/---

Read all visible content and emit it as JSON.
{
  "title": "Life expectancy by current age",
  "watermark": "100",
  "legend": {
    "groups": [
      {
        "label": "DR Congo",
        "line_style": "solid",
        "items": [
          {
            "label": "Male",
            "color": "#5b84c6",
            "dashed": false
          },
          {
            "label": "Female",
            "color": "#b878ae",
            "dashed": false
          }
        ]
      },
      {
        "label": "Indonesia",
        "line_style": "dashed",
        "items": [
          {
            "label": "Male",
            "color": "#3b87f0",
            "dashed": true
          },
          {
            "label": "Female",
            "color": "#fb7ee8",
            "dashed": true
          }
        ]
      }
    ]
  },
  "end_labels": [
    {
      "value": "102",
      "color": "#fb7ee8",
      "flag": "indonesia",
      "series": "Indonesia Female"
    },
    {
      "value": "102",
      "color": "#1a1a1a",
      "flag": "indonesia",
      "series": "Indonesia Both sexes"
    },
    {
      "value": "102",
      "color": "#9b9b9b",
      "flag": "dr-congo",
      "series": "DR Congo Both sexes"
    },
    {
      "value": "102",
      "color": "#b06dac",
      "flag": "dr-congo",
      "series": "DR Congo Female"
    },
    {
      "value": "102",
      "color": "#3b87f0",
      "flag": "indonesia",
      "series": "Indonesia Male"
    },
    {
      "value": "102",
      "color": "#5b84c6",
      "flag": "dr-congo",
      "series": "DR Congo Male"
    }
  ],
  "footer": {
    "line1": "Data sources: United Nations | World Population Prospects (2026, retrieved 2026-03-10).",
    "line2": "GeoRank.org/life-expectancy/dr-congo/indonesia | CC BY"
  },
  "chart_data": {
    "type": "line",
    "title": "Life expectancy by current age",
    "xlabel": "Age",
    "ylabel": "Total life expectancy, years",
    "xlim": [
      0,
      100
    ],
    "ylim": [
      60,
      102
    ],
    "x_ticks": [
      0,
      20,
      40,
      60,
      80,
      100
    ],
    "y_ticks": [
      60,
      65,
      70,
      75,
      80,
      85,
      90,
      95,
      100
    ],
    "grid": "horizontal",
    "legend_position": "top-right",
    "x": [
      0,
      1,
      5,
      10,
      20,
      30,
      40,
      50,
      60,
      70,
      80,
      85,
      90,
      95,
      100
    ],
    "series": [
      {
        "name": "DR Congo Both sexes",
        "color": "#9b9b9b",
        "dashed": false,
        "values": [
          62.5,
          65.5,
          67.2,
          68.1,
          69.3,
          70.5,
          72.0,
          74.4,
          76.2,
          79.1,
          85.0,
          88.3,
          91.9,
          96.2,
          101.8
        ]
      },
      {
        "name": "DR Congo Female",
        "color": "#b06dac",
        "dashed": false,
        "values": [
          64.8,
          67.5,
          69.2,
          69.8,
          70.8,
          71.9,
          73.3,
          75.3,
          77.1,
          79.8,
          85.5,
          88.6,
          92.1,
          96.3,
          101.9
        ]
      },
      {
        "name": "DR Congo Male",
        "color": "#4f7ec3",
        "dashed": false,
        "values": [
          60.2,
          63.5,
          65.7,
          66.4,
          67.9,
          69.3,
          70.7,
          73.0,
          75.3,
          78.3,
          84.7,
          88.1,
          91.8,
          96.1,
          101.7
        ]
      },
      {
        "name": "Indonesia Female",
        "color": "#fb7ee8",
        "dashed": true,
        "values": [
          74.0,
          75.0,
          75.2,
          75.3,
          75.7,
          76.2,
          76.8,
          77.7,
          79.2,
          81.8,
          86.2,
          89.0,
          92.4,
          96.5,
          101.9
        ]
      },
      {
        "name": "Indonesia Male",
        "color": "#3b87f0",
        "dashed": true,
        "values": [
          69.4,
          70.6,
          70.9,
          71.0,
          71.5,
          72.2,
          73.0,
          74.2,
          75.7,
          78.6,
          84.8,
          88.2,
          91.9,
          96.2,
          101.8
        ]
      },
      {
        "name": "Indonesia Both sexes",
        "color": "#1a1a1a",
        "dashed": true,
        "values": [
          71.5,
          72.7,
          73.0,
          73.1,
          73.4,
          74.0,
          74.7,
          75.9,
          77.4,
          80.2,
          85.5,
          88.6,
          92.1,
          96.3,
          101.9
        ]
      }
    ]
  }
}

\---

▶ [SET PROBLEM] Extract every entry in the listing word for word.

▶ [CORRECT ANSWER]
Read all visible content and emit it as JSON.
{
  "title": "Life expectancy by current age",
  "watermark": "100",
  "legend": {
    "groups": [
      {
        "label": "DR Congo",
        "line_style": "solid",
        "items": [
          {
            "label": "Male",
            "color": "#5b84c6",
            "dashed": false
          },
          {
            "label": "Female",
            "color": "#b878ae",
            "dashed": false
          }
        ]
      },
      {
        "label": "Indonesia",
        "line_style": "dashed",
        "items": [
          {
            "label": "Male",
            "color": "#3b87f0",
            "dashed": true
          },
          {
            "label": "Female",
            "color": "#fb7ee8",
            "dashed": true
          }
        ]
      }
    ]
  },
  "end_labels": [
    {
      "value": "102",
      "color": "#fb7ee8",
      "flag": "indonesia",
      "series": "Indonesia Female"
    },
    {
      "value": "102",
      "color": "#1a1a1a",
      "flag": "indonesia",
      "series": "Indonesia Both sexes"
    },
    {
      "value": "102",
      "color": "#9b9b9b",
      "flag": "dr-congo",
      "series": "DR Congo Both sexes"
    },
    {
      "value": "102",
      "color": "#b06dac",
      "flag": "dr-congo",
      "series": "DR Congo Female"
    },
    {
      "value": "102",
      "color": "#3b87f0",
      "flag": "indonesia",
      "series": "Indonesia Male"
    },
    {
      "value": "102",
      "color": "#5b84c6",
      "flag": "dr-congo",
      "series": "DR Congo Male"
    }
  ],
  "footer": {
    "line1": "Data sources: United Nations | World Population Prospects (2026, retrieved 2026-03-10).",
    "line2": "GeoRank.org/life-expectancy/dr-congo/indonesia | CC BY"
  },
  "chart_data": {
    "type": "line",
    "title": "Life expectancy by current age",
    "xlabel": "Age",
    "ylabel": "Total life expectancy, years",
    "xlim": [
      0,
      100
    ],
    "ylim": [
      60,
      102
    ],
    "x_ticks": [
      0,
      20,
      40,
      60,
      80,
      100
    ],
    "y_ticks": [
      60,
      65,
      70,
      75,
      80,
      85,
      90,
      95,
      100
    ],
    "grid": "horizontal",
    "legend_position": "top-right",
    "x": [
      0,
      1,
      5,
      10,
      20,
      30,
      40,
      50,
      60,
      70,
      80,
      85,
      90,
      95,
      100
    ],
    "series": [
      {
        "name": "DR Congo Both sexes",
        "color": "#9b9b9b",
        "dashed": false,
        "values": [
          62.5,
          65.5,
          67.2,
          68.1,
          69.3,
          70.5,
          72.0,
          74.4,
          76.2,
          79.1,
          85.0,
          88.3,
          91.9,
          96.2,
          101.8
        ]
      },
      {
        "name": "DR Congo Female",
        "color": "#b06dac",
        "dashed": false,
        "values": [
          64.8,
          67.5,
          69.2,
          69.8,
          70.8,
          71.9,
          73.3,
          75.3,
          77.1,
          79.8,
          85.5,
          88.6,
          92.1,
          96.3,
          101.9
        ]
      },
      {
        "name": "DR Congo Male",
        "color": "#4f7ec3",
        "dashed": false,
        "values": [
          60.2,
          63.5,
          65.7,
          66.4,
          67.9,
          69.3,
          70.7,
          73.0,
          75.3,
          78.3,
          84.7,
          88.1,
          91.8,
          96.1,
          101.7
        ]
      },
      {
        "name": "Indonesia Female",
        "color": "#fb7ee8",
        "dashed": true,
        "values": [
          74.0,
          75.0,
          75.2,
          75.3,
          75.7,
          76.2,
          76.8,
          77.7,
          79.2,
          81.8,
          86.2,
          89.0,
          92.4,
          96.5,
          101.9
        ]
      },
      {
        "name": "Indonesia Male",
        "color": "#3b87f0",
        "dashed": true,
        "values": [
          69.4,
          70.6,
          70.9,
          71.0,
          71.5,
          72.2,
          73.0,
          74.2,
          75.7,
          78.6,
          84.8,
          88.2,
          91.9,
          96.2,
          101.8
        ]
      },
      {
        "name": "Indonesia Both sexes",
        "color": "#1a1a1a",
        "dashed": true,
        "values": [
          71.5,
          72.7,
          73.0,
          73.1,
          73.4,
          74.0,
          74.7,
          75.9,
          77.4,
          80.2,
          85.5,
          88.6,
          92.1,
          96.3,
          101.9
        ]
      }
    ]
  }
}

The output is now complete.